DO THIS:
Copy, from the entries below, each line in which the string "followed" appears.
──────── RECORDS SHOWN ────────
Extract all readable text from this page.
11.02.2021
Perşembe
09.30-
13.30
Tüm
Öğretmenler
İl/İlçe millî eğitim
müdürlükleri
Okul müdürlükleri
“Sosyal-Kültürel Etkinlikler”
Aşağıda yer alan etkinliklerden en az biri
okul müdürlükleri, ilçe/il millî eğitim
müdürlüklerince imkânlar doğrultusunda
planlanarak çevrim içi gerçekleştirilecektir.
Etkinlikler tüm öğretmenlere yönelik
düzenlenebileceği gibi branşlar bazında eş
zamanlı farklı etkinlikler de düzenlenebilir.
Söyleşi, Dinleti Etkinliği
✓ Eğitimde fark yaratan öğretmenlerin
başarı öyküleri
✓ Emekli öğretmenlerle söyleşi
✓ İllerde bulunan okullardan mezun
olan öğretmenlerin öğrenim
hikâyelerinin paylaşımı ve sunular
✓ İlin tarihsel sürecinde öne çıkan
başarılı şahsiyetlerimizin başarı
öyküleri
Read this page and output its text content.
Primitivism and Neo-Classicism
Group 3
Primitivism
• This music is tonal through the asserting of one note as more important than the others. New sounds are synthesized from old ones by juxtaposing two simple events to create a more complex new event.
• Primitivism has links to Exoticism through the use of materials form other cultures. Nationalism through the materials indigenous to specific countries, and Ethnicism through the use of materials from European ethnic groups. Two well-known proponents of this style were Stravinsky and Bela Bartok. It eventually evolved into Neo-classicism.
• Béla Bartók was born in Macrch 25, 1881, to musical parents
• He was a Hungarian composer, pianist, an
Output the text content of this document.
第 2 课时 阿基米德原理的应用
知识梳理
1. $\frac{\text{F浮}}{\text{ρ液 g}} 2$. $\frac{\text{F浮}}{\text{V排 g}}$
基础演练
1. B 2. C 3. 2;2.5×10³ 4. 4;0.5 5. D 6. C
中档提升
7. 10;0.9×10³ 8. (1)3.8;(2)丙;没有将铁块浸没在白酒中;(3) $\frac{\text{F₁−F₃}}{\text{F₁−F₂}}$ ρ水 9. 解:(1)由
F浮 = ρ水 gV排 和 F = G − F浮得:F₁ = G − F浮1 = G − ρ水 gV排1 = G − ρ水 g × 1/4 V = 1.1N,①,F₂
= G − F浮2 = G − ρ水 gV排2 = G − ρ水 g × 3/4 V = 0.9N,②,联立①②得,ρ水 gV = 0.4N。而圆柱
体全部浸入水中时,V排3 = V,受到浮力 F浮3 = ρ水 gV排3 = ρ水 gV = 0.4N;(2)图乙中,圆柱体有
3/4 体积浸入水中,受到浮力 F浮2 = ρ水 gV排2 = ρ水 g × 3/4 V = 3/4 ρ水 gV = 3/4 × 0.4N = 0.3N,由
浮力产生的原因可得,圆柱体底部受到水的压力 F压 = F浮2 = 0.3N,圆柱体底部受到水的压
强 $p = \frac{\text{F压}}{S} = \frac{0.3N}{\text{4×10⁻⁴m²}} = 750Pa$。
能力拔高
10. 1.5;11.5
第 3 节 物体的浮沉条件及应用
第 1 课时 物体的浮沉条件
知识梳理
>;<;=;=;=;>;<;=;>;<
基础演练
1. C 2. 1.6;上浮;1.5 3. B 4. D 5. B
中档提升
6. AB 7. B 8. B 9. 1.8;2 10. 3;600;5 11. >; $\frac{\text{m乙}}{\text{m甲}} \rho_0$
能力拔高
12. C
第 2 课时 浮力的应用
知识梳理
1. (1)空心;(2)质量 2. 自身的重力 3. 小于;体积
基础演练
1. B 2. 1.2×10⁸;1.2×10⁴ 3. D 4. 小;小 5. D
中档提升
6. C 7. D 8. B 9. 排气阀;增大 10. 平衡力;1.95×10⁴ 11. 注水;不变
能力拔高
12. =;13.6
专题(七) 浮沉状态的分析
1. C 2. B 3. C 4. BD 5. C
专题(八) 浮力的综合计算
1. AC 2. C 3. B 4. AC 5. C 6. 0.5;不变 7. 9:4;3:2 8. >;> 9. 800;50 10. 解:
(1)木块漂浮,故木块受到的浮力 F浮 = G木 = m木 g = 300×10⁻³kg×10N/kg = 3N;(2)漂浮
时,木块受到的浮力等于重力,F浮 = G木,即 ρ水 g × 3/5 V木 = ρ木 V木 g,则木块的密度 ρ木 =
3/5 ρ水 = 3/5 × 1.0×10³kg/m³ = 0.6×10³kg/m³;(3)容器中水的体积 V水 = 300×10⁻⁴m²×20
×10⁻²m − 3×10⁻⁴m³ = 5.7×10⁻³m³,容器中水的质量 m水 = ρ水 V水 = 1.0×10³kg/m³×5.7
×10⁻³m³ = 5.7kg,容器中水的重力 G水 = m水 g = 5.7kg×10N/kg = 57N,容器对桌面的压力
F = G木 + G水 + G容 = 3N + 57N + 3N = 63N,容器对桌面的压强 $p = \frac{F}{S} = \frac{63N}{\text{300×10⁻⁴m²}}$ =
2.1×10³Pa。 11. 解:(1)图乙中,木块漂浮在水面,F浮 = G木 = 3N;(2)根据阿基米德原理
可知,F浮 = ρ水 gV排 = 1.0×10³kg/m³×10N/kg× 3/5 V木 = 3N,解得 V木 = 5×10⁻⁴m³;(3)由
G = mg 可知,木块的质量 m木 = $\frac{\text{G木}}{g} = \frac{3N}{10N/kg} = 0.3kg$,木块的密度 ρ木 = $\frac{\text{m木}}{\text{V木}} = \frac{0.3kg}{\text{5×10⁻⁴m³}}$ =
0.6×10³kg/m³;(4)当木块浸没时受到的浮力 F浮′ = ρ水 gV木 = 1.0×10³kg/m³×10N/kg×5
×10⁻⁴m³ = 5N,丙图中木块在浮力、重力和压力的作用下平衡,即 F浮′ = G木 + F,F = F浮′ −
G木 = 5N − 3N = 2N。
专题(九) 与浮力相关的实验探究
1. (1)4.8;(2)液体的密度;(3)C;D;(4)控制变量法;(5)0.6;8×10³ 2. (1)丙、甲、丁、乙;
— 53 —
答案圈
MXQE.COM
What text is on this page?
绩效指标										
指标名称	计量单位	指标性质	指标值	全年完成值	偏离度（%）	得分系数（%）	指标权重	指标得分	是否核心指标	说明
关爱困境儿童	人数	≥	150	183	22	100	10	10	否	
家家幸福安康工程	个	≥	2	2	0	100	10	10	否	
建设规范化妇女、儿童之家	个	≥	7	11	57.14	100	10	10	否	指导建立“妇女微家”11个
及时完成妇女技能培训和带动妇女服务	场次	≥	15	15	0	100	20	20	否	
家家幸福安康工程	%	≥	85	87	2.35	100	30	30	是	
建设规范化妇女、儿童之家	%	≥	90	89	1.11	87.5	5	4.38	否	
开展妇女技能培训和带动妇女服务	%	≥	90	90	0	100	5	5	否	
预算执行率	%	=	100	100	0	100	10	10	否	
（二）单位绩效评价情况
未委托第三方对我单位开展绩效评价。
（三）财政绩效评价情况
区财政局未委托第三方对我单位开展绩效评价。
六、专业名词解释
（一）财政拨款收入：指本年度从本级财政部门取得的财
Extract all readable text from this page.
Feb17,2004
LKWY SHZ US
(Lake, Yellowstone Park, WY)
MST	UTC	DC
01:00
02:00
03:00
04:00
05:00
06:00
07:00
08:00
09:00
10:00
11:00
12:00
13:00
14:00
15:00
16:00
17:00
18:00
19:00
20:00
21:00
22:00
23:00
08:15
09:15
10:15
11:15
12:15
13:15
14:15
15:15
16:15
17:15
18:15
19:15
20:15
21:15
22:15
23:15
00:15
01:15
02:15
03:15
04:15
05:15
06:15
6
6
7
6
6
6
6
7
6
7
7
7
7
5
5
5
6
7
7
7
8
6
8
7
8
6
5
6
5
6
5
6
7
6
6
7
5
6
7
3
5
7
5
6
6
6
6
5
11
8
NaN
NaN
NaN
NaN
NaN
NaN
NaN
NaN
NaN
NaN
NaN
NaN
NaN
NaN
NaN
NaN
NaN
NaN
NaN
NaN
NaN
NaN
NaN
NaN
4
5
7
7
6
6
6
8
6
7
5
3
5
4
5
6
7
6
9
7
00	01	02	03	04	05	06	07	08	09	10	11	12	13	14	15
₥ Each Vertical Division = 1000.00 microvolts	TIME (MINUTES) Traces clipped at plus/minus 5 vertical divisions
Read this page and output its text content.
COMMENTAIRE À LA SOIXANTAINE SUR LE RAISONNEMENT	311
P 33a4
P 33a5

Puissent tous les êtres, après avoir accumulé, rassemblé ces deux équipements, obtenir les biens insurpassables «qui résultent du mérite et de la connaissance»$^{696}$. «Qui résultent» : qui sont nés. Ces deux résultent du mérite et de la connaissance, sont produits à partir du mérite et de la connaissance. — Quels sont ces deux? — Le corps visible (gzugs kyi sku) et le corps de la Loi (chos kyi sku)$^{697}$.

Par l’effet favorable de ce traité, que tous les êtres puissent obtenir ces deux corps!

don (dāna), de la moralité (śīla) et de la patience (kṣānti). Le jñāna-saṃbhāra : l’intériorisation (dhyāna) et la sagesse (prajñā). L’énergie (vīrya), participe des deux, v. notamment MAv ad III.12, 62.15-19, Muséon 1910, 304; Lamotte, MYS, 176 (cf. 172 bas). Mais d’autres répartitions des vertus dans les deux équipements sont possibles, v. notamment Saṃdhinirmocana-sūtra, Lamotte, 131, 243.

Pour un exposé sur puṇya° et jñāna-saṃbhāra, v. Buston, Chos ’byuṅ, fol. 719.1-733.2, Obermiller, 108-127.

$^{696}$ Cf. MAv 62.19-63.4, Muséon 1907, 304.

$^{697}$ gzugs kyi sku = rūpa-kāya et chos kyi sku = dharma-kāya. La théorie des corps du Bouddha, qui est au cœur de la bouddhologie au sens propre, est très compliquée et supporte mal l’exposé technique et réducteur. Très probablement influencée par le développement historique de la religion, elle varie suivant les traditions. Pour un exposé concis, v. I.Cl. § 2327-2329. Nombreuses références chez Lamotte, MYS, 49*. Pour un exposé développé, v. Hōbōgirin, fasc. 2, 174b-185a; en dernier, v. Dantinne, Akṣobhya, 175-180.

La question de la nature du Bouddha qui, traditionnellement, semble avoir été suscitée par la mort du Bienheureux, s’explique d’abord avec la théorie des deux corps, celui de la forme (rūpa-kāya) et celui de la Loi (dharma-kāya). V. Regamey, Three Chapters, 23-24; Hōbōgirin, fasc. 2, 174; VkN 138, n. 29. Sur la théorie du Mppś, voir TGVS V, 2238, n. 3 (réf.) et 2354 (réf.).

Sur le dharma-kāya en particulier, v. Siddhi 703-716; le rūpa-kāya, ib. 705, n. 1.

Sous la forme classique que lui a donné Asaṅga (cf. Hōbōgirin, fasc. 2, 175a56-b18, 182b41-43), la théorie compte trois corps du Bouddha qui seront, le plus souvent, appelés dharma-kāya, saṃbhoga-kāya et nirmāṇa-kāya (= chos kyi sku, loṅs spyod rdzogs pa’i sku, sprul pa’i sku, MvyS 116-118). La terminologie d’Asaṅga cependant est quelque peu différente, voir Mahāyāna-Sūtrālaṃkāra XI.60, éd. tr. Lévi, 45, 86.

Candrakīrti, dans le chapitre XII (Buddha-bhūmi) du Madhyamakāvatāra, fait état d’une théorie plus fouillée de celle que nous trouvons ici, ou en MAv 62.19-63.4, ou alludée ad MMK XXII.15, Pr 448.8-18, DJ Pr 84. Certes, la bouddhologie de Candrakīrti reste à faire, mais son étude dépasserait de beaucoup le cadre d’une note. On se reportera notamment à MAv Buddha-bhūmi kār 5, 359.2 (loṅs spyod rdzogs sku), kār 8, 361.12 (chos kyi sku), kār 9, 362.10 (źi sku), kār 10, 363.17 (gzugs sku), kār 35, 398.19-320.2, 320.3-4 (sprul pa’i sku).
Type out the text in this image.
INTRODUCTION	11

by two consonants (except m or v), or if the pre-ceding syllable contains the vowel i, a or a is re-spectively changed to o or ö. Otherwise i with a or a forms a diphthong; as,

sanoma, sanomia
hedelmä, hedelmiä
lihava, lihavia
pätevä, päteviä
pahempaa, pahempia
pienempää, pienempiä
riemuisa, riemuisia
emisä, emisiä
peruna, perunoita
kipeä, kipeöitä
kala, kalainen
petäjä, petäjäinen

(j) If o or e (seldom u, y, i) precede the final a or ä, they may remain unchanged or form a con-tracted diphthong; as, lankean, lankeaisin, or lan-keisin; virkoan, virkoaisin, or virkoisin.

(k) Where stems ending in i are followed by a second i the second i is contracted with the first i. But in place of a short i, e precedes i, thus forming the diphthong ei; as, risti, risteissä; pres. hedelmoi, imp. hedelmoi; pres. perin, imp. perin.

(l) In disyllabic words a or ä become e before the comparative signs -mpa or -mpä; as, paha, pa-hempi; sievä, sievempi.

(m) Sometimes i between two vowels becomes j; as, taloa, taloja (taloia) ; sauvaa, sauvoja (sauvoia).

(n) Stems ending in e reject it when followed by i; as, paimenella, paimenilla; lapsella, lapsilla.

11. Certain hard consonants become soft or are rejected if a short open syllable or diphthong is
────────
EXERCISE RESPONSE:
(k) Where stems ending in i are followed by a second i the second i is contracted with the first i. But in place of a short i, e precedes i, thus forming the diphthong ei; as, risti, risteissä; pres. hedelmoi, imp. hedelmoi; pres. perin, imp. perin.
(n) Stems ending in e reject it when followed by i; as, paimenella, paimenilla; lapsella, lapsilla.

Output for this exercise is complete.